Many of us have reading blogs about  moving out or relocation. But however in the last remaining days, a blogger out of Brooklyn had to express her discontent and also her joy about her memories and decision factors of leaving Milwaukee.

Tenicka Boyd, (aka Sincerely Brooklyn), is the name. And expressing her Milwaukee Concerns of poverty and segregation is the game.

In the last couple of days and almost a week, her blog story, “Coming where I’m from” she expressed that her memories of Milwaukee began when she was younger. She grew up in the city, but didn’t consider the city her home. In her story, she comments deeply:

It is in Milwaukee though that my fondest memories were not great. Tuetonia and Locust is where I remember playing on the playground before bullets rang out. When I think of Milwaukee, I think of it as the physical place where my brothers failed to escape its destructible trajectory. It is in Milwaukee where I’ve experienced some of my scariest moments.  I remember waking up in the middle of the night to a burning house. It was in Milwaukee where several men beat me as a young woman with bats and the hardiness of the concrete. It was right there in that city, where I slugged on public transportation to get minimum wage just to buy basic necessities. When I think of Milwaukee I think of the food stamps, the hours of waiting for healthcare, the roaches on the wall, the desperate competition for school clothes, the long lines at Aldi, the boys who got shot, the men that went to prison, the girls who became mothers, the babies who were left alone.  It is there, in Milwaukee, where I learned the instant gratification of sex, drugs, and money. It is there where I learned the disillusion of basketball dreams and rapping careers.

It didn’t build my character, as people say poverty does, it built angst, dejection, and posttraumatic stress. It harbored in me, for years after going down south for college, a deep sense of inadequacy and eventually survivor’s guilt. I began to feel guilty that all of my greatest memories-falling in love, meeting lifelong friends, traveling the world, finding amazing mentors, becoming engulfed in life altering projects, getting married, graduating, starting a family-were not in Milwaukee. Even driving, learning to pay bills, becoming independent, discovering how to control my emotions, turning away from a culture of violence, and other basic life changes happened to me away from my family and surely outside of the small city I grew up in. I grew further and further away from the people whom I considered my family and visiting became much more of a chore and far less of a comfort.

++++++

Requirements.
1. Set down the passage of the blog post about leaving Milwaukee starting at "Many of us have" and ending at "is the game.".
2. Extract the lines of the listing starting at its first line and ending at the line that contains "module-stat-label: 提升对支援舰命中率 <box>9", both included, and reproduce them unchanged.

++++++

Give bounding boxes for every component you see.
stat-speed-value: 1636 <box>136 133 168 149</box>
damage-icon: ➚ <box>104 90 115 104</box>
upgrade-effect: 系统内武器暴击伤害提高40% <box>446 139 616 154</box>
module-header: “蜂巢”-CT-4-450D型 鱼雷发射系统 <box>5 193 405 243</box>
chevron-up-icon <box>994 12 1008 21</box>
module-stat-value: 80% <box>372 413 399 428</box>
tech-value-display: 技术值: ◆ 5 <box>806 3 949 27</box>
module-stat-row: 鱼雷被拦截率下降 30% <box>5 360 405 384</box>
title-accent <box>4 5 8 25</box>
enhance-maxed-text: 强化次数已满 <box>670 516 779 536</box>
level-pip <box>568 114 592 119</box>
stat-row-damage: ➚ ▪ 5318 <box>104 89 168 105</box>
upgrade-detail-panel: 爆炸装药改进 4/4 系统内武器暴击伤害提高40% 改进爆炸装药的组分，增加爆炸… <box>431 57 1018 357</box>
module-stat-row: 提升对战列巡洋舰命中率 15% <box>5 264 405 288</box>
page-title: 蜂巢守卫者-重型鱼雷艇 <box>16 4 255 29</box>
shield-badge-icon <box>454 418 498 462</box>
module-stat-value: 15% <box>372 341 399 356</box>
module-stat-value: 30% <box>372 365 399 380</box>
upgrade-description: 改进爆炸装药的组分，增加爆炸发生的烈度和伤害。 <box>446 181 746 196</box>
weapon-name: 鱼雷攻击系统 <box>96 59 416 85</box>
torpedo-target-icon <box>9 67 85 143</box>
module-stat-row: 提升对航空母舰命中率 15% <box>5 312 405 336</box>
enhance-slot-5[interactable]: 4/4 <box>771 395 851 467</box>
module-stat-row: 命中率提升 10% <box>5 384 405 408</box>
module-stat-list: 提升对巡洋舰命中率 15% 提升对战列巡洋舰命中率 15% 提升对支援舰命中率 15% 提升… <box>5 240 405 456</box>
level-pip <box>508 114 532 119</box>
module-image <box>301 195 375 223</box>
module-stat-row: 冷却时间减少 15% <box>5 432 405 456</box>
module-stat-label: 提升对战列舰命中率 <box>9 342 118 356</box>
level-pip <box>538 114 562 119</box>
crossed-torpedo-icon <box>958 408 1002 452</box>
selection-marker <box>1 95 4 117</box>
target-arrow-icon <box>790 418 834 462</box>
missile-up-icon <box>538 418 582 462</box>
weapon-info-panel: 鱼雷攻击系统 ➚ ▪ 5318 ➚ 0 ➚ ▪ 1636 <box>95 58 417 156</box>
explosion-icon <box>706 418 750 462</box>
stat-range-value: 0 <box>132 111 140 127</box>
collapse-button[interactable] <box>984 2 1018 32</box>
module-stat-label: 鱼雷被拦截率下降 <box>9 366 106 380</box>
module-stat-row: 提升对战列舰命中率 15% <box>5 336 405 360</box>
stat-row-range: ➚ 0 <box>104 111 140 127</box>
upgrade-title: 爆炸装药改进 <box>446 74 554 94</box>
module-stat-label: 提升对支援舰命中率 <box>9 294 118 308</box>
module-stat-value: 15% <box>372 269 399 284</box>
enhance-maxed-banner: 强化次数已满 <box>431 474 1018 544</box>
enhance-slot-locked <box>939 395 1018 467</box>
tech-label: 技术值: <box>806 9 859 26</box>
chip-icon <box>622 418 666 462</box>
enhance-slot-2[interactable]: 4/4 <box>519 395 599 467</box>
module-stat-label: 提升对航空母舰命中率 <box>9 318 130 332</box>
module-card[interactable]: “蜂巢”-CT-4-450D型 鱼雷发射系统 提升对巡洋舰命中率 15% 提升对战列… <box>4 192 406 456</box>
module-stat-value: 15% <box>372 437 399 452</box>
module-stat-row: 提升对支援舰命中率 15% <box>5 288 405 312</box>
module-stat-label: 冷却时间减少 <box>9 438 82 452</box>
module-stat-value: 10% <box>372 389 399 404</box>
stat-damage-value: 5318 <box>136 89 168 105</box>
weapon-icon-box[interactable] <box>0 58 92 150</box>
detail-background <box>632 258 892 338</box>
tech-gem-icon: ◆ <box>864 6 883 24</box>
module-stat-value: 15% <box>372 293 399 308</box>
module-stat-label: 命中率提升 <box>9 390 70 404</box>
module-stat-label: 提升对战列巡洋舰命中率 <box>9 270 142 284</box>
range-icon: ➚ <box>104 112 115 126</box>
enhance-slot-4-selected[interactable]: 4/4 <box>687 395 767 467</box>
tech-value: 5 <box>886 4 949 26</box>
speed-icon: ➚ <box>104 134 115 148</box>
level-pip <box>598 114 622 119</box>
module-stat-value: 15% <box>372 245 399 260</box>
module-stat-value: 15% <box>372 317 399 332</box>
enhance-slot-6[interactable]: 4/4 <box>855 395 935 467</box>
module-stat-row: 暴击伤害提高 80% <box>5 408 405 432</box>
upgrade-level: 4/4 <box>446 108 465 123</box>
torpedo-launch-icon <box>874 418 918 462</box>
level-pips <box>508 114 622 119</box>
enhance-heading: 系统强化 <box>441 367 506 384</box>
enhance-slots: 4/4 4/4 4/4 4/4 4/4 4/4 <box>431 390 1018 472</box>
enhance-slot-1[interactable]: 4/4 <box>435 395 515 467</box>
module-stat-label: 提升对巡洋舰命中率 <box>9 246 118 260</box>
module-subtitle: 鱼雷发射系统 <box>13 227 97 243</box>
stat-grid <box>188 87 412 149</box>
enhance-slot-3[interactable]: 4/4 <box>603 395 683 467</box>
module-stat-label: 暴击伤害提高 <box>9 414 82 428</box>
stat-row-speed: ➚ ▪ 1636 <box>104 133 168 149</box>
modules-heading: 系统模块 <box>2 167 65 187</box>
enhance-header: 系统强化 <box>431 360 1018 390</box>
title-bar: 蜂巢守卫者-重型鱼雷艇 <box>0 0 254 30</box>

++++++

Responses.
1.
Many of us have reading blogs about  moving out or relocation. But however in the last remaining days, a blogger out of Brooklyn had to express her discontent and also her joy about her memories and decision factors of leaving Milwaukee.

Tenicka Boyd, (aka Sincerely Brooklyn), is the name. And expressing her Milwaukee Concerns of poverty and segregation is the game.

2.
Give bounding boxes for every component you see.
stat-speed-value: 1636 <box>136 133 168 149</box>
damage-icon: ➚ <box>104 90 115 104</box>
upgrade-effect: 系统内武器暴击伤害提高40% <box>446 139 616 154</box>
module-header: “蜂巢”-CT-4-450D型 鱼雷发射系统 <box>5 193 405 243</box>
chevron-up-icon <box>994 12 1008 21</box>
module-stat-value: 80% <box>372 413 399 428</box>
tech-value-display: 技术值: ◆ 5 <box>806 3 949 27</box>
module-stat-row: 鱼雷被拦截率下降 30% <box>5 360 405 384</box>
title-accent <box>4 5 8 25</box>
enhance-maxed-text: 强化次数已满 <box>670 516 779 536</box>
level-pip <box>568 114 592 119</box>
stat-row-damage: ➚ ▪ 5318 <box>104 89 168 105</box>
upgrade-detail-panel: 爆炸装药改进 4/4 系统内武器暴击伤害提高40% 改进爆炸装药的组分，增加爆炸… <box>431 57 1018 357</box>
module-stat-row: 提升对战列巡洋舰命中率 15% <box>5 264 405 288</box>
page-title: 蜂巢守卫者-重型鱼雷艇 <box>16 4 255 29</box>
shield-badge-icon <box>454 418 498 462</box>
module-stat-value: 15% <box>372 341 399 356</box>
module-stat-value: 30% <box>372 365 399 380</box>
upgrade-description: 改进爆炸装药的组分，增加爆炸发生的烈度和伤害。 <box>446 181 746 196</box>
weapon-name: 鱼雷攻击系统 <box>96 59 416 85</box>
torpedo-target-icon <box>9 67 85 143</box>
module-stat-row: 提升对航空母舰命中率 15% <box>5 312 405 336</box>
enhance-slot-5[interactable]: 4/4 <box>771 395 851 467</box>
module-stat-row: 命中率提升 10% <box>5 384 405 408</box>
module-stat-list: 提升对巡洋舰命中率 15% 提升对战列巡洋舰命中率 15% 提升对支援舰命中率 15% 提升… <box>5 240 405 456</box>
level-pip <box>508 114 532 119</box>
module-image <box>301 195 375 223</box>
module-stat-row: 冷却时间减少 15% <box>5 432 405 456</box>
module-stat-label: 提升对战列舰命中率 <box>9 342 118 356</box>
level-pip <box>538 114 562 119</box>
crossed-torpedo-icon <box>958 408 1002 452</box>
selection-marker <box>1 95 4 117</box>
target-arrow-icon <box>790 418 834 462</box>
missile-up-icon <box>538 418 582 462</box>
weapon-info-panel: 鱼雷攻击系统 ➚ ▪ 5318 ➚ 0 ➚ ▪ 1636 <box>95 58 417 156</box>
explosion-icon <box>706 418 750 462</box>
stat-range-value: 0 <box>132 111 140 127</box>
collapse-button[interactable] <box>984 2 1018 32</box>
module-stat-label: 鱼雷被拦截率下降 <box>9 366 106 380</box>
module-stat-row: 提升对战列舰命中率 15% <box>5 336 405 360</box>
stat-row-range: ➚ 0 <box>104 111 140 127</box>
upgrade-title: 爆炸装药改进 <box>446 74 554 94</box>
module-stat-label: 提升对支援舰命中率 <box>9 294 118 308</box>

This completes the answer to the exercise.